Input material —
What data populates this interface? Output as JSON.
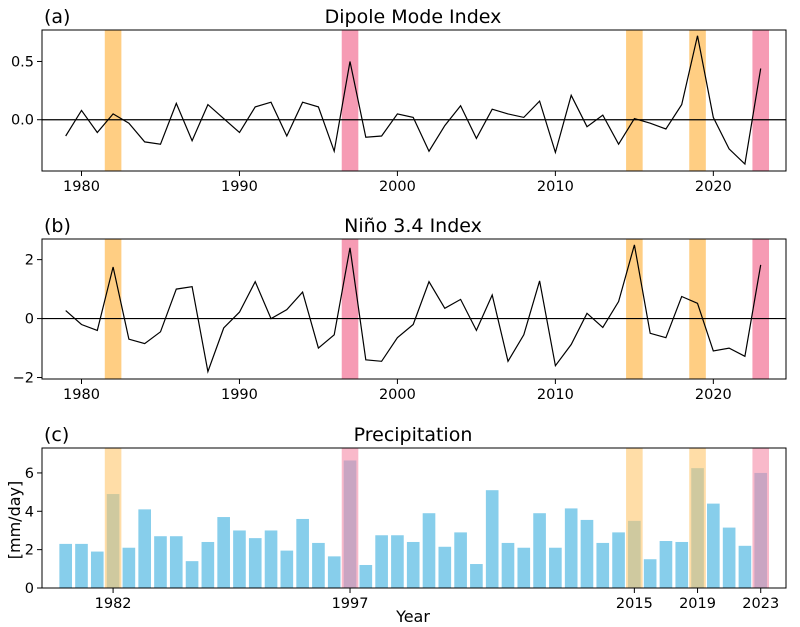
{
  "chart_data": [
    {
      "type": "line",
      "panel_label": "(a)",
      "title": "Dipole Mode Index",
      "x": [
        1979,
        1980,
        1981,
        1982,
        1983,
        1984,
        1985,
        1986,
        1987,
        1988,
        1989,
        1990,
        1991,
        1992,
        1993,
        1994,
        1995,
        1996,
        1997,
        1998,
        1999,
        2000,
        2001,
        2002,
        2003,
        2004,
        2005,
        2006,
        2007,
        2008,
        2009,
        2010,
        2011,
        2012,
        2013,
        2014,
        2015,
        2016,
        2017,
        2018,
        2019,
        2020,
        2021,
        2022,
        2023
      ],
      "values": [
        -0.14,
        0.08,
        -0.11,
        0.05,
        -0.03,
        -0.19,
        -0.21,
        0.14,
        -0.18,
        0.13,
        0.01,
        -0.11,
        0.11,
        0.15,
        -0.14,
        0.15,
        0.11,
        -0.27,
        0.5,
        -0.15,
        -0.14,
        0.05,
        0.02,
        -0.27,
        -0.05,
        0.12,
        -0.16,
        0.09,
        0.05,
        0.02,
        0.16,
        -0.28,
        0.21,
        -0.06,
        0.04,
        -0.21,
        0.01,
        -0.03,
        -0.08,
        0.13,
        0.72,
        0.02,
        -0.25,
        -0.38,
        0.44
      ],
      "xlim": [
        1977.5,
        1924.6
      ],
      "ylim": [
        -0.44,
        0.77
      ],
      "xticks": [
        1980,
        1990,
        2000,
        2010,
        2020
      ],
      "yticks": [
        0.5,
        0.0
      ],
      "ytick_labels": [
        "0.5",
        "0.0"
      ],
      "zero_line": true,
      "highlights": [
        {
          "year": 1982,
          "color": "#ffc66d"
        },
        {
          "year": 1997,
          "color": "#f58aa7"
        },
        {
          "year": 2015,
          "color": "#ffc66d"
        },
        {
          "year": 2019,
          "color": "#ffc66d"
        },
        {
          "year": 2023,
          "color": "#f58aa7"
        }
      ],
      "line_color": "#000000"
    },
    {
      "type": "line",
      "panel_label": "(b)",
      "title": "Niño 3.4 Index",
      "x": [
        1979,
        1980,
        1981,
        1982,
        1983,
        1984,
        1985,
        1986,
        1987,
        1988,
        1989,
        1990,
        1991,
        1992,
        1993,
        1994,
        1995,
        1996,
        1997,
        1998,
        1999,
        2000,
        2001,
        2002,
        2003,
        2004,
        2005,
        2006,
        2007,
        2008,
        2009,
        2010,
        2011,
        2012,
        2013,
        2014,
        2015,
        2016,
        2017,
        2018,
        2019,
        2020,
        2021,
        2022,
        2023
      ],
      "values": [
        0.27,
        -0.2,
        -0.4,
        1.75,
        -0.7,
        -0.85,
        -0.45,
        1.0,
        1.08,
        -1.8,
        -0.32,
        0.22,
        1.25,
        0.0,
        0.3,
        0.9,
        -1.0,
        -0.55,
        2.4,
        -1.4,
        -1.45,
        -0.65,
        -0.2,
        1.25,
        0.35,
        0.65,
        -0.4,
        0.8,
        -1.45,
        -0.55,
        1.28,
        -1.6,
        -0.88,
        0.18,
        -0.3,
        0.58,
        2.5,
        -0.5,
        -0.65,
        0.75,
        0.52,
        -1.1,
        -1.0,
        -1.28,
        1.82
      ],
      "xlim": [
        1977.5,
        2024.6
      ],
      "ylim": [
        -2.05,
        2.7
      ],
      "xticks": [
        1980,
        1990,
        2000,
        2010,
        2020
      ],
      "yticks": [
        2,
        0,
        -2
      ],
      "ytick_labels": [
        "2",
        "0",
        "−2"
      ],
      "zero_line": true,
      "highlights": [
        {
          "year": 1982,
          "color": "#ffc66d"
        },
        {
          "year": 1997,
          "color": "#f58aa7"
        },
        {
          "year": 2015,
          "color": "#ffc66d"
        },
        {
          "year": 2019,
          "color": "#ffc66d"
        },
        {
          "year": 2023,
          "color": "#f58aa7"
        }
      ],
      "line_color": "#000000"
    },
    {
      "type": "bar",
      "panel_label": "(c)",
      "title": "Precipitation",
      "ylabel": "[mm/day]",
      "xlabel": "Year",
      "x": [
        1979,
        1980,
        1981,
        1982,
        1983,
        1984,
        1985,
        1986,
        1987,
        1988,
        1989,
        1990,
        1991,
        1992,
        1993,
        1994,
        1995,
        1996,
        1997,
        1998,
        1999,
        2000,
        2001,
        2002,
        2003,
        2004,
        2005,
        2006,
        2007,
        2008,
        2009,
        2010,
        2011,
        2012,
        2013,
        2014,
        2015,
        2016,
        2017,
        2018,
        2019,
        2020,
        2021,
        2022,
        2023
      ],
      "values": [
        2.3,
        2.3,
        1.9,
        4.9,
        2.1,
        4.1,
        2.7,
        2.7,
        1.4,
        2.4,
        3.7,
        3.0,
        2.6,
        3.0,
        1.95,
        3.6,
        2.35,
        1.65,
        6.65,
        1.2,
        2.75,
        2.75,
        2.4,
        3.9,
        2.15,
        2.9,
        1.25,
        5.1,
        2.35,
        2.1,
        3.9,
        2.1,
        4.15,
        3.55,
        2.35,
        2.9,
        3.5,
        1.5,
        2.45,
        2.4,
        6.25,
        4.4,
        3.15,
        2.2,
        6.0
      ],
      "xlim": [
        1977.5,
        2024.6
      ],
      "ylim": [
        0,
        7.3
      ],
      "xticks": [
        1982,
        1997,
        2015,
        2019,
        2023
      ],
      "yticks": [
        0,
        2,
        4,
        6
      ],
      "ytick_labels": [
        "0",
        "2",
        "4",
        "6"
      ],
      "bar_color": "#87ceeb",
      "highlights": [
        {
          "year": 1982,
          "color": "#ffc66d"
        },
        {
          "year": 1997,
          "color": "#f58aa7"
        },
        {
          "year": 2015,
          "color": "#ffc66d"
        },
        {
          "year": 2019,
          "color": "#ffc66d"
        },
        {
          "year": 2023,
          "color": "#f58aa7"
        }
      ]
    }
  ]
}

Set problem —
Can you repeat every record above exactly, apart from the pictures?

Response below —
What data populates this interface? Output as JSON.
{
  "chart_data": [
    {
      "type": "line",
      "panel_label": "(a)",
      "title": "Dipole Mode Index",
      "x": [
        1979,
        1980,
        1981,
        1982,
        1983,
        1984,
        1985,
        1986,
        1987,
        1988,
        1989,
        1990,
        1991,
        1992,
        1993,
        1994,
        1995,
        1996,
        1997,
        1998,
        1999,
        2000,
        2001,
        2002,
        2003,
        2004,
        2005,
        2006,
        2007,
        2008,
        2009,
        2010,
        2011,
        2012,
        2013,
        2014,
        2015,
        2016,
        2017,
        2018,
        2019,
        2020,
        2021,
        2022,
        2023
      ],
      "values": [
        -0.14,
        0.08,
        -0.11,
        0.05,
        -0.03,
        -0.19,
        -0.21,
        0.14,
        -0.18,
        0.13,
        0.01,
        -0.11,
        0.11,
        0.15,
        -0.14,
        0.15,
        0.11,
        -0.27,
        0.5,
        -0.15,
        -0.14,
        0.05,
        0.02,
        -0.27,
        -0.05,
        0.12,
        -0.16,
        0.09,
        0.05,
        0.02,
        0.16,
        -0.28,
        0.21,
        -0.06,
        0.04,
        -0.21,
        0.01,
        -0.03,
        -0.08,
        0.13,
        0.72,
        0.02,
        -0.25,
        -0.38,
        0.44
      ],
      "xlim": [
        1977.5,
        1924.6
      ],
      "ylim": [
        -0.44,
        0.77
      ],
      "xticks": [
        1980,
        1990,
        2000,
        2010,
        2020
      ],
      "yticks": [
        0.5,
        0.0
      ],
      "ytick_labels": [
        "0.5",
        "0.0"
      ],
      "zero_line": true,
      "highlights": [
        {
          "year": 1982,
          "color": "#ffc66d"
        },
        {
          "year": 1997,
          "color": "#f58aa7"
        },
        {
          "year": 2015,
          "color": "#ffc66d"
        },
        {
          "year": 2019,
          "color": "#ffc66d"
        },
        {
          "year": 2023,
          "color": "#f58aa7"
        }
      ],
      "line_color": "#000000"
    },
    {
      "type": "line",
      "panel_label": "(b)",
      "title": "Niño 3.4 Index",
      "x": [
        1979,
        1980,
        1981,
        1982,
        1983,
        1984,
        1985,
        1986,
        1987,
        1988,
        1989,
        1990,
        1991,
        1992,
        1993,
        1994,
        1995,
        1996,
        1997,
        1998,
        1999,
        2000,
        2001,
        2002,
        2003,
        2004,
        2005,
        2006,
        2007,
        2008,
        2009,
        2010,
        2011,
        2012,
        2013,
        2014,
        2015,
        2016,
        2017,
        2018,
        2019,
        2020,
        2021,
        2022,
        2023
      ],
      "values": [
        0.27,
        -0.2,
        -0.4,
        1.75,
        -0.7,
        -0.85,
        -0.45,
        1.0,
        1.08,
        -1.8,
        -0.32,
        0.22,
        1.25,
        0.0,
        0.3,
        0.9,
        -1.0,
        -0.55,
        2.4,
        -1.4,
        -1.45,
        -0.65,
        -0.2,
        1.25,
        0.35,
        0.65,
        -0.4,
        0.8,
        -1.45,
        -0.55,
        1.28,
        -1.6,
        -0.88,
        0.18,
        -0.3,
        0.58,
        2.5,
        -0.5,
        -0.65,
        0.75,
        0.52,
        -1.1,
        -1.0,
        -1.28,
        1.82
      ],
      "xlim": [
        1977.5,
        2024.6
      ],
      "ylim": [
        -2.05,
        2.7
      ],
      "xticks": [
        1980,
        1990,
        2000,
        2010,
        2020
      ],
      "yticks": [
        2,
        0,
        -2
      ],
      "ytick_labels": [
        "2",
        "0",
        "−2"
      ],
      "zero_line": true,
      "highlights": [
        {
          "year": 1982,
          "color": "#ffc66d"
        },
        {
          "year": 1997,
          "color": "#f58aa7"
        },
        {
          "year": 2015,
          "color": "#ffc66d"
        },
        {
          "year": 2019,
          "color": "#ffc66d"
        },
        {
          "year": 2023,
          "color": "#f58aa7"
        }
      ],
      "line_color": "#000000"
    },
    {
      "type": "bar",
      "panel_label": "(c)",
      "title": "Precipitation",
      "ylabel": "[mm/day]",
      "xlabel": "Year",
      "x": [
        1979,
        1980,
        1981,
        1982,
        1983,
        1984,
        1985,
        1986,
        1987,
        1988,
        1989,
        1990,
        1991,
        1992,
        1993,
        1994,
        1995,
        1996,
        1997,
        1998,
        1999,
        2000,
        2001,
        2002,
        2003,
        2004,
        2005,
        2006,
        2007,
        2008,
        2009,
        2010,
        2011,
        2012,
        2013,
        2014,
        2015,
        2016,
        2017,
        2018,
        2019,
        2020,
        2021,
        2022,
        2023
      ],
      "values": [
        2.3,
        2.3,
        1.9,
        4.9,
        2.1,
        4.1,
        2.7,
        2.7,
        1.4,
        2.4,
        3.7,
        3.0,
        2.6,
        3.0,
        1.95,
        3.6,
        2.35,
        1.65,
        6.65,
        1.2,
        2.75,
        2.75,
        2.4,
        3.9,
        2.15,
        2.9,
        1.25,
        5.1,
        2.35,
        2.1,
        3.9,
        2.1,
        4.15,
        3.55,
        2.35,
        2.9,
        3.5,
        1.5,
        2.45,
        2.4,
        6.25,
        4.4,
        3.15,
        2.2,
        6.0
      ],
      "xlim": [
        1977.5,
        2024.6
      ],
      "ylim": [
        0,
        7.3
      ],
      "xticks": [
        1982,
        1997,
        2015,
        2019,
        2023
      ],
      "yticks": [
        0,
        2,
        4,
        6
      ],
      "ytick_labels": [
        "0",
        "2",
        "4",
        "6"
      ],
      "bar_color": "#87ceeb",
      "highlights": [
        {
          "year": 1982,
          "color": "#ffc66d"
        },
        {
          "year": 1997,
          "color": "#f58aa7"
        },
        {
          "year": 2015,
          "color": "#ffc66d"
        },
        {
          "year": 2019,
          "color": "#ffc66d"
        },
        {
          "year": 2023,
          "color": "#f58aa7"
        }
      ]
    }
  ]
}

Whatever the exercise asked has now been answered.